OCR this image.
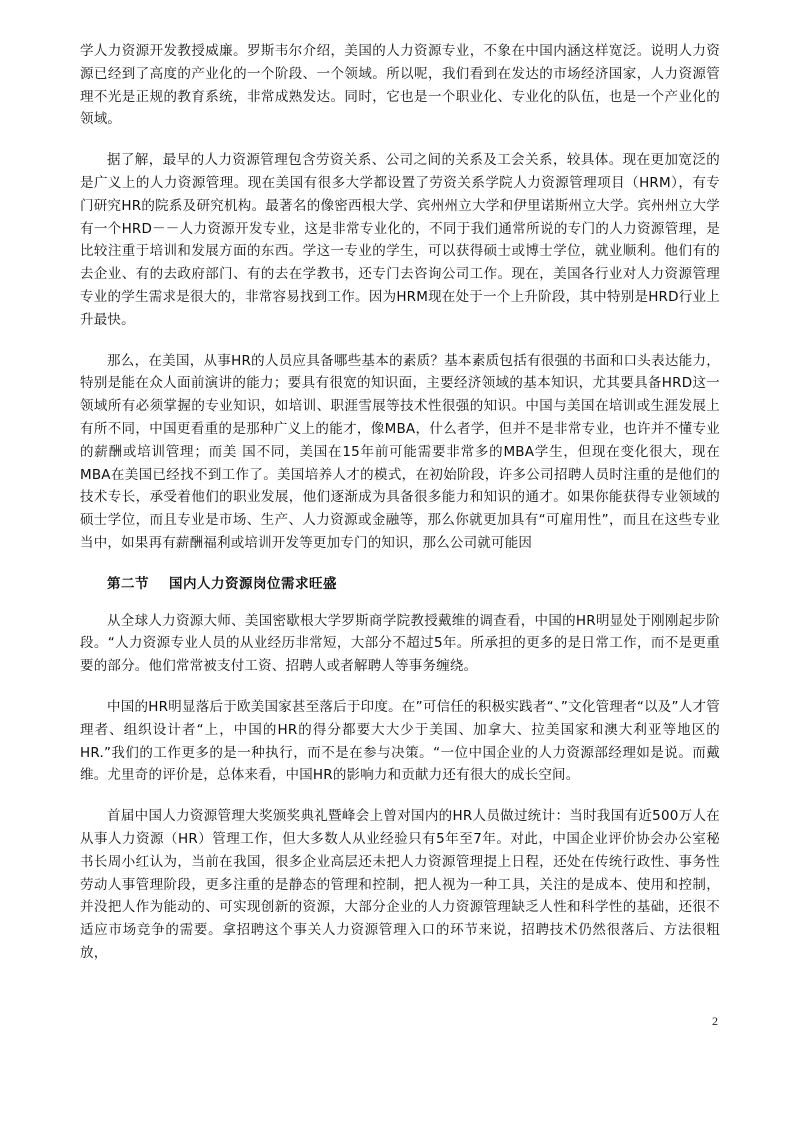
学人力资源开发教授威廉。罗斯韦尔介绍，美国的人力资源专业，不象在中国内涵这样宽泛。说明人力资源已经到了高度的产业化的一个阶段、一个领域。所以呢，我们看到在发达的市场经济国家，人力资源管理不光是正规的教育系统，非常成熟发达。同时，它也是一个职业化、专业化的队伍，也是一个产业化的领域。

据了解，最早的人力资源管理包含劳资关系、公司之间的关系及工会关系，较具体。现在更加宽泛的是广义上的人力资源管理。现在美国有很多大学都设置了劳资关系学院人力资源管理项目（HRM），有专门研究HR的院系及研究机构。最著名的像密西根大学、宾州州立大学和伊里诺斯州立大学。宾州州立大学有一个HRD－－人力资源开发专业，这是非常专业化的，不同于我们通常所说的专门的人力资源管理，是比较注重于培训和发展方面的东西。学这一专业的学生，可以获得硕士或博士学位，就业顺利。他们有的去企业、有的去政府部门、有的去在学教书，还专门去咨询公司工作。现在，美国各行业对人力资源管理专业的学生需求是很大的，非常容易找到工作。因为HRM现在处于一个上升阶段，其中特别是HRD行业上升最快。

那么，在美国，从事HR的人员应具备哪些基本的素质？基本素质包括有很强的书面和口头表达能力，特别是能在众人面前演讲的能力；要具有很宽的知识面，主要经济领域的基本知识，尤其要具备HRD这一领域所有必须掌握的专业知识，如培训、职涯雪展等技术性很强的知识。中国与美国在培训或生涯发展上有所不同，中国更看重的是那种广义上的能才，像MBA，什么者学，但并不是非常专业，也许并不懂专业的薪酬或培训管理；而美 国不同，美国在15年前可能需要非常多的MBA学生，但现在变化很大，现在MBA在美国已经找不到工作了。美国培养人才的模式，在初始阶段，许多公司招聘人员时注重的是他们的技术专长，承受着他们的职业发展，他们逐渐成为具备很多能力和知识的通才。如果你能获得专业领域的硕士学位，而且专业是市场、生产、人力资源或金融等，那么你就更加具有“可雇用性”，而且在这些专业当中，如果再有薪酬福利或培训开发等更加专门的知识，那么公司就可能因

第二节 国内人力资源岗位需求旺盛

从全球人力资源大师、美国密歇根大学罗斯商学院教授戴维的调查看，中国的HR明显处于刚刚起步阶段。“人力资源专业人员的从业经历非常短，大部分不超过5年。所承担的更多的是日常工作，而不是更重要的部分。他们常常被支付工资、招聘人或者解聘人等事务缠绕。

中国的HR明显落后于欧美国家甚至落后于印度。在”可信任的积极实践者“、”文化管理者“以及”人才管理者、组织设计者“上，中国的HR的得分都要大大少于美国、加拿大、拉美国家和澳大利亚等地区的HR.”我们的工作更多的是一种执行，而不是在参与决策。“一位中国企业的人力资源部经理如是说。而戴维。尤里奇的评价是，总体来看，中国HR的影响力和贡献力还有很大的成长空间。

首届中国人力资源管理大奖颁奖典礼暨峰会上曾对国内的HR人员做过统计：当时我国有近500万人在从事人力资源（HR）管理工作，但大多数人从业经验只有5年至7年。对此，中国企业评价协会办公室秘书长周小红认为，当前在我国，很多企业高层还未把人力资源管理提上日程，还处在传统行政性、事务性劳动人事管理阶段，更多注重的是静态的管理和控制，把人视为一种工具，关注的是成本、使用和控制，并没把人作为能动的、可实现创新的资源，大部分企业的人力资源管理缺乏人性和科学性的基础，还很不适应市场竞争的需要。拿招聘这个事关人力资源管理入口的环节来说，招聘技术仍然很落后、方法很粗放，

2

--------

(Requirement):
Print out the lines exactly, skipping any picture.

(Full solution):
OCR this image.
学人力资源开发教授威廉。罗斯韦尔介绍，美国的人力资源专业，不象在中国内涵这样宽泛。说明人力资源已经到了高度的产业化的一个阶段、一个领域。所以呢，我们看到在发达的市场经济国家，人力资源管理不光是正规的教育系统，非常成熟发达。同时，它也是一个职业化、专业化的队伍，也是一个产业化的领域。

据了解，最早的人力资源管理包含劳资关系、公司之间的关系及工会关系，较具体。现在更加宽泛的是广义上的人力资源管理。现在美国有很多大学都设置了劳资关系学院人力资源管理项目（HRM），有专门研究HR的院系及研究机构。最著名的像密西根大学、宾州州立大学和伊里诺斯州立大学。宾州州立大学有一个HRD－－人力资源开发专业，这是非常专业化的，不同于我们通常所说的专门的人力资源管理，是比较注重于培训和发展方面的东西。学这一专业的学生，可以获得硕士或博士学位，就业顺利。他们有的去企业、有的去政府部门、有的去在学教书，还专门去咨询公司工作。现在，美国各行业对人力资源管理专业的学生需求是很大的，非常容易找到工作。因为HRM现在处于一个上升阶段，其中特别是HRD行业上升最快。

那么，在美国，从事HR的人员应具备哪些基本的素质？基本素质包括有很强的书面和口头表达能力，特别是能在众人面前演讲的能力；要具有很宽的知识面，主要经济领域的基本知识，尤其要具备HRD这一领域所有必须掌握的专业知识，如培训、职涯雪展等技术性很强的知识。中国与美国在培训或生涯发展上有所不同，中国更看重的是那种广义上的能才，像MBA，什么者学，但并不是非常专业，也许并不懂专业的薪酬或培训管理；而美 国不同，美国在15年前可能需要非常多的MBA学生，但现在变化很大，现在MBA在美国已经找不到工作了。美国培养人才的模式，在初始阶段，许多公司招聘人员时注重的是他们的技术专长，承受着他们的职业发展，他们逐渐成为具备很多能力和知识的通才。如果你能获得专业领域的硕士学位，而且专业是市场、生产、人力资源或金融等，那么你就更加具有“可雇用性”，而且在这些专业当中，如果再有薪酬福利或培训开发等更加专门的知识，那么公司就可能因

第二节 国内人力资源岗位需求旺盛

从全球人力资源大师、美国密歇根大学罗斯商学院教授戴维的调查看，中国的HR明显处于刚刚起步阶段。“人力资源专业人员的从业经历非常短，大部分不超过5年。所承担的更多的是日常工作，而不是更重要的部分。他们常常被支付工资、招聘人或者解聘人等事务缠绕。

中国的HR明显落后于欧美国家甚至落后于印度。在”可信任的积极实践者“、”文化管理者“以及”人才管理者、组织设计者“上，中国的HR的得分都要大大少于美国、加拿大、拉美国家和澳大利亚等地区的HR.”我们的工作更多的是一种执行，而不是在参与决策。“一位中国企业的人力资源部经理如是说。而戴维。尤里奇的评价是，总体来看，中国HR的影响力和贡献力还有很大的成长空间。

首届中国人力资源管理大奖颁奖典礼暨峰会上曾对国内的HR人员做过统计：当时我国有近500万人在从事人力资源（HR）管理工作，但大多数人从业经验只有5年至7年。对此，中国企业评价协会办公室秘书长周小红认为，当前在我国，很多企业高层还未把人力资源管理提上日程，还处在传统行政性、事务性劳动人事管理阶段，更多注重的是静态的管理和控制，把人视为一种工具，关注的是成本、使用和控制，并没把人作为能动的、可实现创新的资源，大部分企业的人力资源管理缺乏人性和科学性的基础，还很不适应市场竞争的需要。拿招聘这个事关人力资源管理入口的环节来说，招聘技术仍然很落后、方法很粗放，

2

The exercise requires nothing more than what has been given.